:: Material provided
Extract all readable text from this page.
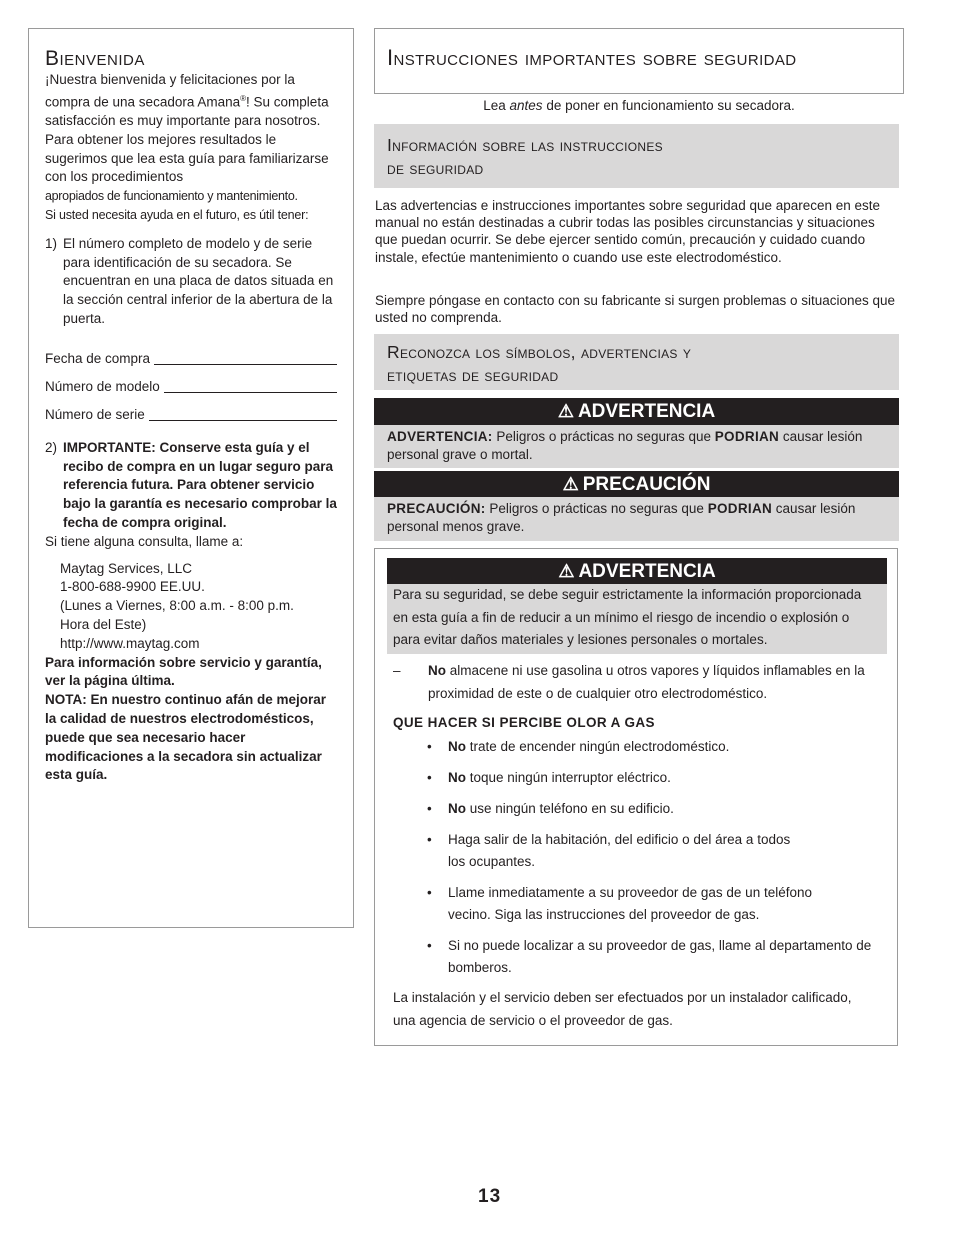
Bienvenida

¡Nuestra bienvenida y felicitaciones por la compra de una secadora Amana®! Su completa satisfacción es muy importante para nosotros. Para obtener los mejores resultados le sugerimos que lea esta guía para familiarizarse con los procedimientos
apropiados de funcionamiento y mantenimiento.

Si usted necesita ayuda en el futuro, es útil tener:

1) El número completo de modelo y de serie para identificación de su secadora. Se encuentran en una placa de datos situada en la sección central inferior de la abertura de la puerta.
Fecha de compra
Número de modelo
Número de serie
2) IMPORTANTE: Conserve esta guía y el recibo de compra en un lugar seguro para referencia futura. Para obtener servicio bajo la garantía es necesario comprobar la fecha de compra original.

Si tiene alguna consulta, llame a:

Maytag Services, LLC
1-800-688-9900 EE.UU.
(Lunes a Viernes, 8:00 a.m. - 8:00 p.m.
Hora del Este)
http://www.maytag.com

Para información sobre servicio y garantía, ver la página última.

NOTA: En nuestro continuo afán de mejorar la calidad de nuestros electrodomésticos, puede que sea necesario hacer modificaciones a la secadora sin actualizar esta guía.

Instrucciones importantes sobre seguridad
Lea antes de poner en funcionamiento su secadora.
Información sobre las instrucciones
de seguridad

Las advertencias e instrucciones importantes sobre seguridad que aparecen en este manual no están destinadas a cubrir todas las posibles circunstancias y situaciones que puedan ocurrir. Se debe ejercer sentido común, precaución y cuidado cuando instale, efectúe mantenimiento o cuando use este electrodoméstico.

Siempre póngase en contacto con su fabricante si surgen problemas o situaciones que usted no comprenda.

Reconozca los símbolos, advertencias y
etiquetas de seguridad
⚠ ADVERTENCIA
ADVERTENCIA: Peligros o prácticas no seguras que PODRIAN causar lesión personal grave o mortal.
⚠ PRECAUCIÓN
PRECAUCIÓN: Peligros o prácticas no seguras que PODRIAN causar lesión personal menos grave.
⚠ ADVERTENCIA
Para su seguridad, se debe seguir estrictamente la información proporcionada en esta guía a fin de reducir a un mínimo el riesgo de incendio o explosión o para evitar daños materiales y lesiones personales o mortales.
–	No almacene ni use gasolina u otros vapores y líquidos inflamables en la proximidad de este o de cualquier otro electrodoméstico.
QUE HACER SI PERCIBE OLOR A GAS
•	No trate de encender ningún electrodoméstico.
•	No toque ningún interruptor eléctrico.
•	No use ningún teléfono en su edificio.
•	Haga salir de la habitación, del edificio o del área a todos los ocupantes.
•	Llame inmediatamente a su proveedor de gas de un teléfono vecino. Siga las instrucciones del proveedor de gas.
•	Si no puede localizar a su proveedor de gas, llame al departamento de bomberos.

La instalación y el servicio deben ser efectuados por un instalador calificado, una agencia de servicio o el proveedor de gas.

13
::::
## [Problem requirements]
Repeat the material above in full and exactly, omitting the pictures.

## [Full solution]
Extract all readable text from this page.
Bienvenida

¡Nuestra bienvenida y felicitaciones por la compra de una secadora Amana®! Su completa satisfacción es muy importante para nosotros. Para obtener los mejores resultados le sugerimos que lea esta guía para familiarizarse con los procedimientos
apropiados de funcionamiento y mantenimiento.

Si usted necesita ayuda en el futuro, es útil tener:

1) El número completo de modelo y de serie para identificación de su secadora. Se encuentran en una placa de datos situada en la sección central inferior de la abertura de la puerta.
Fecha de compra
Número de modelo
Número de serie
2) IMPORTANTE: Conserve esta guía y el recibo de compra en un lugar seguro para referencia futura. Para obtener servicio bajo la garantía es necesario comprobar la fecha de compra original.

Si tiene alguna consulta, llame a:

Maytag Services, LLC
1-800-688-9900 EE.UU.
(Lunes a Viernes, 8:00 a.m. - 8:00 p.m.
Hora del Este)
http://www.maytag.com

Para información sobre servicio y garantía, ver la página última.

NOTA: En nuestro continuo afán de mejorar la calidad de nuestros electrodomésticos, puede que sea necesario hacer modificaciones a la secadora sin actualizar esta guía.

Instrucciones importantes sobre seguridad
Lea antes de poner en funcionamiento su secadora.
Información sobre las instrucciones
de seguridad

Las advertencias e instrucciones importantes sobre seguridad que aparecen en este manual no están destinadas a cubrir todas las posibles circunstancias y situaciones que puedan ocurrir. Se debe ejercer sentido común, precaución y cuidado cuando instale, efectúe mantenimiento o cuando use este electrodoméstico.

Siempre póngase en contacto con su fabricante si surgen problemas o situaciones que usted no comprenda.

Reconozca los símbolos, advertencias y
etiquetas de seguridad
⚠ ADVERTENCIA
ADVERTENCIA: Peligros o prácticas no seguras que PODRIAN causar lesión personal grave o mortal.
⚠ PRECAUCIÓN
PRECAUCIÓN: Peligros o prácticas no seguras que PODRIAN causar lesión personal menos grave.
⚠ ADVERTENCIA
Para su seguridad, se debe seguir estrictamente la información proporcionada en esta guía a fin de reducir a un mínimo el riesgo de incendio o explosión o para evitar daños materiales y lesiones personales o mortales.
–	No almacene ni use gasolina u otros vapores y líquidos inflamables en la proximidad de este o de cualquier otro electrodoméstico.
QUE HACER SI PERCIBE OLOR A GAS
•	No trate de encender ningún electrodoméstico.
•	No toque ningún interruptor eléctrico.
•	No use ningún teléfono en su edificio.
•	Haga salir de la habitación, del edificio o del área a todos los ocupantes.
•	Llame inmediatamente a su proveedor de gas de un teléfono vecino. Siga las instrucciones del proveedor de gas.
•	Si no puede localizar a su proveedor de gas, llame al departamento de bomberos.

La instalación y el servicio deben ser efectuados por un instalador calificado, una agencia de servicio o el proveedor de gas.

13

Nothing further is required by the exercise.